--- Extrait fourni ---

Élections Turquie : l'opposition se renforce face à la faiblesse d'Erdogan
La Turquie se prépare aux prochaines élections présidentielles du 14 mai
"Ces élections vont changer nos vies". C'est en ces termes que plusieurs jeunes Turcs évoquent les prochaines élections en Turquie, prévues le 14 mai, soit dans un mois. Ces élections sont fondamentales pour l'avenir du pays, car elles pourraient consolider le tournant totalitaire impulsé par l'actuel président, Recep Tayyip Erdogan, ou, au contraire, tracer un nouvel horizon pour la nation eurasienne.
La société turque attend avec impatience ces élections qui, selon les sondages, devraient être très serrées. Erdogan n'a pas la tâche aussi facile que lorsqu'il est arrivé au pouvoir en 2003 en tant que Premier ministre. La situation économique critique, sa dérive autoritaire, ainsi que la réponse au récent tremblement de terre qui a frappé le sud-est du pays ont placé l'actuel dirigeant turc dans une position délicate à l'approche des élections de mai.

--- Extraits d'enregistrements ---

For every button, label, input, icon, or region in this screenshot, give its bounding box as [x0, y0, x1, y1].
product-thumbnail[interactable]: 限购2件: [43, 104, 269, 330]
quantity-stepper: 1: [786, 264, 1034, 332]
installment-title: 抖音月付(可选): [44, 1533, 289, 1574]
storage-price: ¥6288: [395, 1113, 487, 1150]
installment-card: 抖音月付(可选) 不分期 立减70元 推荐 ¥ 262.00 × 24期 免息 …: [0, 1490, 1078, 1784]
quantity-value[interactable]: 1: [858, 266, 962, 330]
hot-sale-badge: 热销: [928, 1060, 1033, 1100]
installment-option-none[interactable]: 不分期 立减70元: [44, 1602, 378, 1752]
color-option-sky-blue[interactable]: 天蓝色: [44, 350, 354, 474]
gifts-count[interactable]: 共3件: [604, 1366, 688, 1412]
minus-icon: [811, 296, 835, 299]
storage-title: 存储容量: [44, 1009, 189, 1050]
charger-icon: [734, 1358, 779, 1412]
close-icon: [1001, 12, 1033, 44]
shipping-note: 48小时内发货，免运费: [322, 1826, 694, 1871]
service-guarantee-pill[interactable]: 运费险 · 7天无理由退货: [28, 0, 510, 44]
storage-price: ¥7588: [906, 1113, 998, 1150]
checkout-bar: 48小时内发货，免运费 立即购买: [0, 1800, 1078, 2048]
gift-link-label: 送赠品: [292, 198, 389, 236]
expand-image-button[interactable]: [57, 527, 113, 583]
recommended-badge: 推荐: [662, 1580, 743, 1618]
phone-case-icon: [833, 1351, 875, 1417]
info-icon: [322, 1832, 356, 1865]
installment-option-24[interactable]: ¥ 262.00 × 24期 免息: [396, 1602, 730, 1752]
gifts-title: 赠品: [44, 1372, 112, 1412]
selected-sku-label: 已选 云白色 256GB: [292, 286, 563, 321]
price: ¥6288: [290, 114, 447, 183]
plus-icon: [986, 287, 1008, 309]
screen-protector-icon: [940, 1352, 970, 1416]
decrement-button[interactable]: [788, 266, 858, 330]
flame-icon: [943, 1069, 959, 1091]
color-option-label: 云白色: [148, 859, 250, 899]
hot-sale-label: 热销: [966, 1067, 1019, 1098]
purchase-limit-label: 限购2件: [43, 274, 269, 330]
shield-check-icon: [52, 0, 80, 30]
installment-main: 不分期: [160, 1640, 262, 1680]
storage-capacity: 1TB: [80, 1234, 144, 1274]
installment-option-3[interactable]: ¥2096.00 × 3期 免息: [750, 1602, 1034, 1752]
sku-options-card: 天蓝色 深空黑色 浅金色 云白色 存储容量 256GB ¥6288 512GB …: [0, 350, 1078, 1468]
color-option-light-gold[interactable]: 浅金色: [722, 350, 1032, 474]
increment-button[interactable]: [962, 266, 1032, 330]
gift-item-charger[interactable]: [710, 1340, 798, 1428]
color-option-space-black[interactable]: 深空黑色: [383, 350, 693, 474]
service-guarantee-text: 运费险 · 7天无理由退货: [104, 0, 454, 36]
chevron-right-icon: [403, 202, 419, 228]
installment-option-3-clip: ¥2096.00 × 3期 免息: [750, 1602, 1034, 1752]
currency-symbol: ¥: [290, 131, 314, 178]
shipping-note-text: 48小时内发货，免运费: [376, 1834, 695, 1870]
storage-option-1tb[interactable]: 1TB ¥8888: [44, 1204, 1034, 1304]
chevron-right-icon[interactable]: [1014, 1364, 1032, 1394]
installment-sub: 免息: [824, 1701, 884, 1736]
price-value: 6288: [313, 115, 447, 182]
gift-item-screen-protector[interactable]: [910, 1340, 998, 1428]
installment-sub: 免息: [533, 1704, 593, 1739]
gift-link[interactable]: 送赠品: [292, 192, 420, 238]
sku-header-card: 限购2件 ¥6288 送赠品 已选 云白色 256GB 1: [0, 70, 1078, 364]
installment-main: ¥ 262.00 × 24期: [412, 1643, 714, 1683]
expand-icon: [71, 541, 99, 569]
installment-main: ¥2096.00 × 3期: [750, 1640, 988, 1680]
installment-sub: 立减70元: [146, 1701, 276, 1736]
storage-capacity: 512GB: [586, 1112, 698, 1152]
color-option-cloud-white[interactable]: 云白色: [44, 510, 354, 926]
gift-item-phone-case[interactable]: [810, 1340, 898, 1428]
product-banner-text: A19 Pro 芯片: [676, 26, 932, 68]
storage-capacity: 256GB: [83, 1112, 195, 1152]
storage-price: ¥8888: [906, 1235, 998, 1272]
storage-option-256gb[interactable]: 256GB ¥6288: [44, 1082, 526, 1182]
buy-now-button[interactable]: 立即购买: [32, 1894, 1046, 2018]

---

[Consignes]
**A.** Énumérez tous les facteurs qui, d'après le texte sur les élections en Turquie, ont placé l'actuel dirigeant turc dans une position délicate à l'approche des élections de mai.
**B.** Mettez à jour le passage du texte sur les élections en Turquie allant de "La société turque" jusqu'à "élections de mai.", en remplaçant "tremblement de terre" par "séisme".

[Réponses aux consignes]
**A.**
- La situation économique critique
- Sa dérive autoritaire
- La réponse au récent tremblement de terre qui a frappé le sud-est du pays

**B.**
La société turque attend avec impatience ces élections qui, selon les sondages, devraient être très serrées. Erdogan n'a pas la tâche aussi facile que lorsqu'il est arrivé au pouvoir en 2003 en tant que Premier ministre. La situation économique critique, sa dérive autoritaire, ainsi que la réponse au récent séisme qui a frappé le sud-est du pays ont placé l'actuel dirigeant turc dans une position délicate à l'approche des élections de mai.